Repeat the lines of the material word for word, starting with the line that contains "calendar-cell: 3 Sunrise: 5:37" and ending with the line that contains "day-info: Sunrise: 5:45 AM Sunset: 6:23", with both of those lines included.
────────
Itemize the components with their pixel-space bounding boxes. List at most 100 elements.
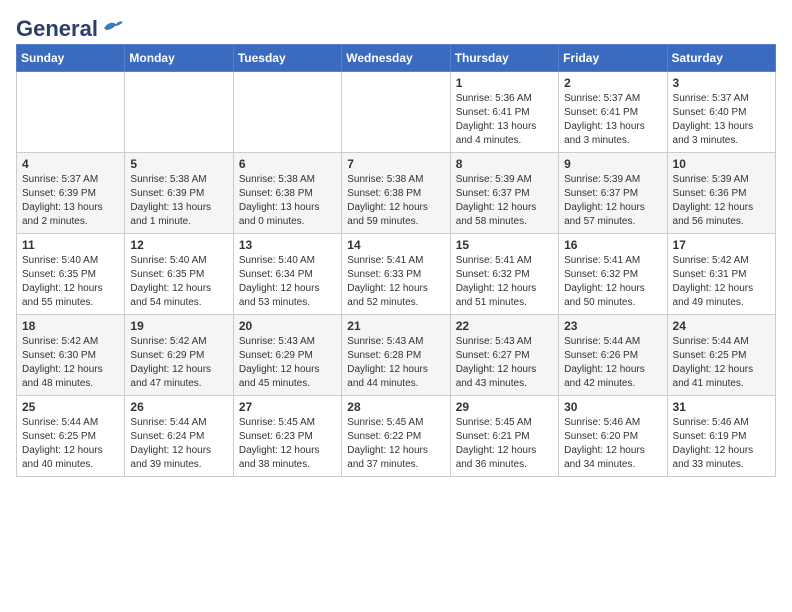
calendar-cell: 3 Sunrise: 5:37 AM Sunset: 6:40 PM Daylig… — [667, 72, 775, 153]
calendar-week-row: 18Sunrise: 5:42 AM Sunset: 6:30 PM Dayli… — [17, 315, 776, 396]
calendar-week-row: 1Sunrise: 5:36 AM Sunset: 6:41 PM Daylig… — [17, 72, 776, 153]
day-number: 12 — [130, 238, 227, 252]
calendar-cell — [17, 72, 125, 153]
calendar-cell: 21 Sunrise: 5:43 AM Sunset: 6:28 PM Dayli… — [342, 315, 450, 396]
day-info: Sunrise: 5:45 AM Sunset: 6:23 PM Dayligh… — [239, 416, 336, 472]
calendar-cell: 23 Sunrise: 5:44 AM Sunset: 6:26 PM Dayli… — [559, 315, 667, 396]
calendar-cell: 11Sunrise: 5:40 AM Sunset: 6:35 PM Dayli… — [17, 234, 125, 315]
calendar-week-row: 4 Sunrise: 5:37 AM Sunset: 6:39 PM Daylig… — [17, 153, 776, 234]
calendar-week-row: 11Sunrise: 5:40 AM Sunset: 6:35 PM Dayli… — [17, 234, 776, 315]
day-info: Sunrise: 5:46 AM Sunset: 6:20 PM Dayligh… — [564, 416, 661, 472]
day-number: 20 — [239, 319, 336, 333]
calendar-cell: 30 Sunrise: 5:46 AM Sunset: 6:20 PM Dayli… — [559, 396, 667, 477]
calendar-cell — [342, 72, 450, 153]
day-info: Sunrise: 5:42 AM Sunset: 6:31 PM Dayligh… — [673, 254, 770, 310]
calendar-cell: 29 Sunrise: 5:45 AM Sunset: 6:21 PM Dayli… — [450, 396, 558, 477]
calendar-cell — [233, 72, 341, 153]
calendar-cell: 5 Sunrise: 5:38 AM Sunset: 6:39 PM Daylig… — [125, 153, 233, 234]
day-number: 5 — [130, 157, 227, 171]
day-number: 7 — [347, 157, 444, 171]
day-info: Sunrise: 5:39 AM Sunset: 6:37 PM Dayligh… — [456, 173, 553, 229]
day-number: 10 — [673, 157, 770, 171]
calendar-cell: 14 Sunrise: 5:41 AM Sunset: 6:33 PM Dayli… — [342, 234, 450, 315]
calendar-cell: 9 Sunrise: 5:39 AM Sunset: 6:37 PM Daylig… — [559, 153, 667, 234]
calendar-cell: 19 Sunrise: 5:42 AM Sunset: 6:29 PM Dayli… — [125, 315, 233, 396]
calendar-week-row: 25Sunrise: 5:44 AM Sunset: 6:25 PM Dayli… — [17, 396, 776, 477]
weekday-header-thursday: Thursday — [450, 45, 558, 72]
day-info: Sunrise: 5:38 AM Sunset: 6:39 PM Dayligh… — [130, 173, 227, 229]
calendar-cell: 31 Sunrise: 5:46 AM Sunset: 6:19 PM Dayli… — [667, 396, 775, 477]
day-number: 13 — [239, 238, 336, 252]
day-info: Sunrise: 5:40 AM Sunset: 6:35 PM Dayligh… — [130, 254, 227, 310]
day-number: 23 — [564, 319, 661, 333]
calendar-cell: 25Sunrise: 5:44 AM Sunset: 6:25 PM Dayli… — [17, 396, 125, 477]
calendar-cell: 18Sunrise: 5:42 AM Sunset: 6:30 PM Dayli… — [17, 315, 125, 396]
weekday-header-sunday: Sunday — [17, 45, 125, 72]
day-info: Sunrise: 5:43 AM Sunset: 6:28 PM Dayligh… — [347, 335, 444, 391]
day-info: Sunrise: 5:36 AM Sunset: 6:41 PM Dayligh… — [456, 92, 553, 148]
day-number: 21 — [347, 319, 444, 333]
calendar-cell: 7 Sunrise: 5:38 AM Sunset: 6:38 PM Daylig… — [342, 153, 450, 234]
day-number: 22 — [456, 319, 553, 333]
day-number: 8 — [456, 157, 553, 171]
logo-bird-icon — [102, 18, 124, 36]
day-number: 6 — [239, 157, 336, 171]
day-number: 2 — [564, 76, 661, 90]
day-info: Sunrise: 5:43 AM Sunset: 6:29 PM Dayligh… — [239, 335, 336, 391]
calendar-cell: 27 Sunrise: 5:45 AM Sunset: 6:23 PM Dayli… — [233, 396, 341, 477]
day-info: Sunrise: 5:44 AM Sunset: 6:24 PM Dayligh… — [130, 416, 227, 472]
calendar-cell: 1Sunrise: 5:36 AM Sunset: 6:41 PM Daylig… — [450, 72, 558, 153]
day-number: 3 — [673, 76, 770, 90]
day-info: Sunrise: 5:37 AM Sunset: 6:40 PM Dayligh… — [673, 92, 770, 148]
day-number: 9 — [564, 157, 661, 171]
day-info: Sunrise: 5:37 AM Sunset: 6:39 PM Dayligh… — [22, 173, 119, 229]
day-number: 29 — [456, 400, 553, 414]
weekday-header-saturday: Saturday — [667, 45, 775, 72]
calendar-cell: 17Sunrise: 5:42 AM Sunset: 6:31 PM Dayli… — [667, 234, 775, 315]
day-number: 30 — [564, 400, 661, 414]
weekday-header-row: SundayMondayTuesdayWednesdayThursdayFrid… — [17, 45, 776, 72]
calendar-cell: 15 Sunrise: 5:41 AM Sunset: 6:32 PM Dayli… — [450, 234, 558, 315]
page-header: General — [16, 16, 776, 36]
calendar-cell: 26 Sunrise: 5:44 AM Sunset: 6:24 PM Dayli… — [125, 396, 233, 477]
day-info: Sunrise: 5:44 AM Sunset: 6:25 PM Dayligh… — [673, 335, 770, 391]
day-number: 14 — [347, 238, 444, 252]
calendar-cell: 8 Sunrise: 5:39 AM Sunset: 6:37 PM Daylig… — [450, 153, 558, 234]
day-info: Sunrise: 5:39 AM Sunset: 6:37 PM Dayligh… — [564, 173, 661, 229]
day-number: 27 — [239, 400, 336, 414]
day-info: Sunrise: 5:42 AM Sunset: 6:29 PM Dayligh… — [130, 335, 227, 391]
calendar-cell: 12 Sunrise: 5:40 AM Sunset: 6:35 PM Dayli… — [125, 234, 233, 315]
calendar-cell — [125, 72, 233, 153]
calendar-cell: 28Sunrise: 5:45 AM Sunset: 6:22 PM Dayli… — [342, 396, 450, 477]
day-number: 25 — [22, 400, 119, 414]
day-info: Sunrise: 5:46 AM Sunset: 6:19 PM Dayligh… — [673, 416, 770, 472]
calendar-cell: 16Sunrise: 5:41 AM Sunset: 6:32 PM Dayli… — [559, 234, 667, 315]
day-number: 18 — [22, 319, 119, 333]
calendar-cell: 24 Sunrise: 5:44 AM Sunset: 6:25 PM Dayli… — [667, 315, 775, 396]
day-info: Sunrise: 5:41 AM Sunset: 6:33 PM Dayligh… — [347, 254, 444, 310]
day-info: Sunrise: 5:38 AM Sunset: 6:38 PM Dayligh… — [347, 173, 444, 229]
day-info: Sunrise: 5:41 AM Sunset: 6:32 PM Dayligh… — [456, 254, 553, 310]
day-info: Sunrise: 5:45 AM Sunset: 6:22 PM Dayligh… — [347, 416, 444, 472]
day-info: Sunrise: 5:37 AM Sunset: 6:41 PM Dayligh… — [564, 92, 661, 148]
calendar-cell: 2 Sunrise: 5:37 AM Sunset: 6:41 PM Daylig… — [559, 72, 667, 153]
day-number: 19 — [130, 319, 227, 333]
day-number: 31 — [673, 400, 770, 414]
day-info: Sunrise: 5:43 AM Sunset: 6:27 PM Dayligh… — [456, 335, 553, 391]
calendar-cell: 6 Sunrise: 5:38 AM Sunset: 6:38 PM Daylig… — [233, 153, 341, 234]
day-number: 15 — [456, 238, 553, 252]
day-info: Sunrise: 5:44 AM Sunset: 6:26 PM Dayligh… — [564, 335, 661, 391]
calendar-cell: 20 Sunrise: 5:43 AM Sunset: 6:29 PM Dayli… — [233, 315, 341, 396]
calendar-table: SundayMondayTuesdayWednesdayThursdayFrid… — [16, 44, 776, 477]
calendar-cell: 4 Sunrise: 5:37 AM Sunset: 6:39 PM Daylig… — [17, 153, 125, 234]
calendar-header: SundayMondayTuesdayWednesdayThursdayFrid… — [17, 45, 776, 72]
calendar-body: 1Sunrise: 5:36 AM Sunset: 6:41 PM Daylig… — [17, 72, 776, 477]
calendar-cell: 22 Sunrise: 5:43 AM Sunset: 6:27 PM Dayli… — [450, 315, 558, 396]
calendar-cell: 13Sunrise: 5:40 AM Sunset: 6:34 PM Dayli… — [233, 234, 341, 315]
day-number: 4 — [22, 157, 119, 171]
day-number: 26 — [130, 400, 227, 414]
day-info: Sunrise: 5:45 AM Sunset: 6:21 PM Dayligh… — [456, 416, 553, 472]
day-info: Sunrise: 5:38 AM Sunset: 6:38 PM Dayligh… — [239, 173, 336, 229]
weekday-header-friday: Friday — [559, 45, 667, 72]
day-number: 24 — [673, 319, 770, 333]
────────
● RESULT FOR THIS EXERCISE:
calendar-cell: 3 Sunrise: 5:37 AM Sunset: 6:40 PM Daylig… — [667, 72, 775, 153]
calendar-week-row: 18Sunrise: 5:42 AM Sunset: 6:30 PM Dayli… — [17, 315, 776, 396]
calendar-week-row: 1Sunrise: 5:36 AM Sunset: 6:41 PM Daylig… — [17, 72, 776, 153]
day-number: 12 — [130, 238, 227, 252]
calendar-cell — [17, 72, 125, 153]
calendar-cell: 21 Sunrise: 5:43 AM Sunset: 6:28 PM Dayli… — [342, 315, 450, 396]
day-info: Sunrise: 5:45 AM Sunset: 6:23 PM Dayligh… — [239, 416, 336, 472]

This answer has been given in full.